--- Start Data for this exercise ---

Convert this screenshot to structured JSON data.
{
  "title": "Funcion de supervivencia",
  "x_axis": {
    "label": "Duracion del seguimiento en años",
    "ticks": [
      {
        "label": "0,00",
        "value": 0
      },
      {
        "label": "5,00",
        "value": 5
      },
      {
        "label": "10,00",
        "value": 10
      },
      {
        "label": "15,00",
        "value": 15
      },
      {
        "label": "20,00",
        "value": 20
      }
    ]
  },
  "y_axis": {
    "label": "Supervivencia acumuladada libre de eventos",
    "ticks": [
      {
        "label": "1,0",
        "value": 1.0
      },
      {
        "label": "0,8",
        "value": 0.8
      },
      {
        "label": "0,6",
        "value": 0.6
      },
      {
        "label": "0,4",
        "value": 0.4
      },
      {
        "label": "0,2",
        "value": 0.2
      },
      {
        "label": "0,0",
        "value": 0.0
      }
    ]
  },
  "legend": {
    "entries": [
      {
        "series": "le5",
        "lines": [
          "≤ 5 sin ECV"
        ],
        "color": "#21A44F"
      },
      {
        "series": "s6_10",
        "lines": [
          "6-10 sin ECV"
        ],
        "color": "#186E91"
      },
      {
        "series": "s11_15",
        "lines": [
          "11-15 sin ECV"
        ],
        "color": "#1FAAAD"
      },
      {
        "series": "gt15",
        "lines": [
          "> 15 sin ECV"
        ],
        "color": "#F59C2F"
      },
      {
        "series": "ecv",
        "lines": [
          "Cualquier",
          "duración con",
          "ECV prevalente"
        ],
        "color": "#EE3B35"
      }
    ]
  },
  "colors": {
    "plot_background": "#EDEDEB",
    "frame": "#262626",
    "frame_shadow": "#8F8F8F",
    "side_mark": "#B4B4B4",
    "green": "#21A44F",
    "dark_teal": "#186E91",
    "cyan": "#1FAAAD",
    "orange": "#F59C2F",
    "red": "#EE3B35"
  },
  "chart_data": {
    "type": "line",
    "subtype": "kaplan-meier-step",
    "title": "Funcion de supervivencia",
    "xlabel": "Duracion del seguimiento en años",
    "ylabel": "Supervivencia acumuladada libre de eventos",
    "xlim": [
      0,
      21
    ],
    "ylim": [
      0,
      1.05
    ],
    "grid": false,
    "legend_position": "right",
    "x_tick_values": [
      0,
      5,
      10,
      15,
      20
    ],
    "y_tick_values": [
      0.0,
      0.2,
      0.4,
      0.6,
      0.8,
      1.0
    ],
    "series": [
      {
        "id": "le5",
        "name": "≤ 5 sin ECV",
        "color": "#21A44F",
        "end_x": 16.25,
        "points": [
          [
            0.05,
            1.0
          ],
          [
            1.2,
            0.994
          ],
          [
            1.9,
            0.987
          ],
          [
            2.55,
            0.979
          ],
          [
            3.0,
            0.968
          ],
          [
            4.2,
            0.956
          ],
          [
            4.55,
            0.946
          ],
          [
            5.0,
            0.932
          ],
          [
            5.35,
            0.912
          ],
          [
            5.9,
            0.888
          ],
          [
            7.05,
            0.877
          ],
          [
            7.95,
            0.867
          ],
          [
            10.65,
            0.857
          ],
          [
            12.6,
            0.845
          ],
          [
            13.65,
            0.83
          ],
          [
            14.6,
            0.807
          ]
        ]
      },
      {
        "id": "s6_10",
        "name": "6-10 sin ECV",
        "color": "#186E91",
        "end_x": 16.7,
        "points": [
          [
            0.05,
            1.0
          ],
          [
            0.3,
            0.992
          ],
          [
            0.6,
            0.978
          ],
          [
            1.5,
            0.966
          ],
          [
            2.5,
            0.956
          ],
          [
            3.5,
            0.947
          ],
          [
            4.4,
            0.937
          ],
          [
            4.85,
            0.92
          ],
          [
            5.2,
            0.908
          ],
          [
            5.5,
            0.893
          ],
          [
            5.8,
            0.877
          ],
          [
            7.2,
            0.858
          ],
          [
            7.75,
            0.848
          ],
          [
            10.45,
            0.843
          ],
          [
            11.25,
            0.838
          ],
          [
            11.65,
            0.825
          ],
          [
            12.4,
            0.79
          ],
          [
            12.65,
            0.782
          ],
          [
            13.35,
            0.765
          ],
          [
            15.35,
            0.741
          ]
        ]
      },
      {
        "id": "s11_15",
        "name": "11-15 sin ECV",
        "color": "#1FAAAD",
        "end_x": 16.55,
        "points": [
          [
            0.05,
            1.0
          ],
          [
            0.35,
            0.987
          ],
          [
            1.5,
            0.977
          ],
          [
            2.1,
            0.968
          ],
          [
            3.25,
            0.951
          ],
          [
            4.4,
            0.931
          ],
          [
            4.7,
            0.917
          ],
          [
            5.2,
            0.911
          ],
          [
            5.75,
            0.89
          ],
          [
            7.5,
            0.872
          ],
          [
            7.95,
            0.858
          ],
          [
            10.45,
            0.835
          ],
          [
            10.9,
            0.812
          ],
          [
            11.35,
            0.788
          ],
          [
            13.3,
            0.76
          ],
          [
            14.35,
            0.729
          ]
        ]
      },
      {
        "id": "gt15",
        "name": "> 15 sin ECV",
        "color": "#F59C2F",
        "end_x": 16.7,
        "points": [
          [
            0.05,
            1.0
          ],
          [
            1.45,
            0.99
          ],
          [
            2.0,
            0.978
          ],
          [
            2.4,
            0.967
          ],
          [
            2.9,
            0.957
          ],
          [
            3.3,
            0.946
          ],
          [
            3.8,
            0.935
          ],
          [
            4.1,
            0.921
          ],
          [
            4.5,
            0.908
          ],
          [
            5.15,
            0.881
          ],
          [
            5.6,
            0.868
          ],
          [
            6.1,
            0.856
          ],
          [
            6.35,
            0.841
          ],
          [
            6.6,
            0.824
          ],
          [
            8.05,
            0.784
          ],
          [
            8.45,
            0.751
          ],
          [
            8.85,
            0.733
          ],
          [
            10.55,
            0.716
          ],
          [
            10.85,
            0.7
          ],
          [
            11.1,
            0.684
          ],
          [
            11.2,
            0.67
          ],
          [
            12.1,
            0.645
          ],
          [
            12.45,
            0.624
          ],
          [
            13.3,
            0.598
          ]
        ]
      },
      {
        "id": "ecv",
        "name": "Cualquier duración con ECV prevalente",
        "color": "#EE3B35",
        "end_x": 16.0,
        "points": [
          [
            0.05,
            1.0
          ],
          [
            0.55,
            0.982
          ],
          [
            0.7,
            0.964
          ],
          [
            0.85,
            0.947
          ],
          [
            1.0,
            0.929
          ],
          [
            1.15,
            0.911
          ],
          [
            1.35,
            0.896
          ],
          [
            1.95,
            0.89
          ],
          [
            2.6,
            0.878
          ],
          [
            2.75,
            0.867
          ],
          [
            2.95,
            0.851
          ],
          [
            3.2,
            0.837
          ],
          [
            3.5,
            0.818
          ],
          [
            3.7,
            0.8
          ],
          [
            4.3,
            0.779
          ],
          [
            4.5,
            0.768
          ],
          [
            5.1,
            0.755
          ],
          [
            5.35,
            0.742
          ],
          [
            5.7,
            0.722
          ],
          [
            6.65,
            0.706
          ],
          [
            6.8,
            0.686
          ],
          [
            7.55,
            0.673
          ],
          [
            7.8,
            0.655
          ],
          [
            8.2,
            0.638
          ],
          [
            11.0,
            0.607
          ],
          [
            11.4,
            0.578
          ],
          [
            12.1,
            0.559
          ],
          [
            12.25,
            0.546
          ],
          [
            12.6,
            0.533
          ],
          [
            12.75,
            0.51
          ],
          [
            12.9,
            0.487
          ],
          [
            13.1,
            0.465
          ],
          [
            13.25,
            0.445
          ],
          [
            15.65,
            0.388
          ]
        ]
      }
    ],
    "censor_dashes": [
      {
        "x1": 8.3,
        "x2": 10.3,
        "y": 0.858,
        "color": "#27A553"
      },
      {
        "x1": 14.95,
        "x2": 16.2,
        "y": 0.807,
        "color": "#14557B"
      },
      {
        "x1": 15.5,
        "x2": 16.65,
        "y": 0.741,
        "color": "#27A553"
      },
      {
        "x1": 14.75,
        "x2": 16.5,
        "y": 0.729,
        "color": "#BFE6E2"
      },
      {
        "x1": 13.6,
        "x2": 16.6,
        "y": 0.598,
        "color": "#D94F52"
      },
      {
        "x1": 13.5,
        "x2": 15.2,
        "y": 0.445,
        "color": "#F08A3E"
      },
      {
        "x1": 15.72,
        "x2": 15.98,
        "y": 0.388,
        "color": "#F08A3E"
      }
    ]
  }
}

--- End Data for this exercise ---

_Directive:_
Of all the lines in the entries, how many contain the word "prevalente"? Give only the number.

_Exercise response:_
2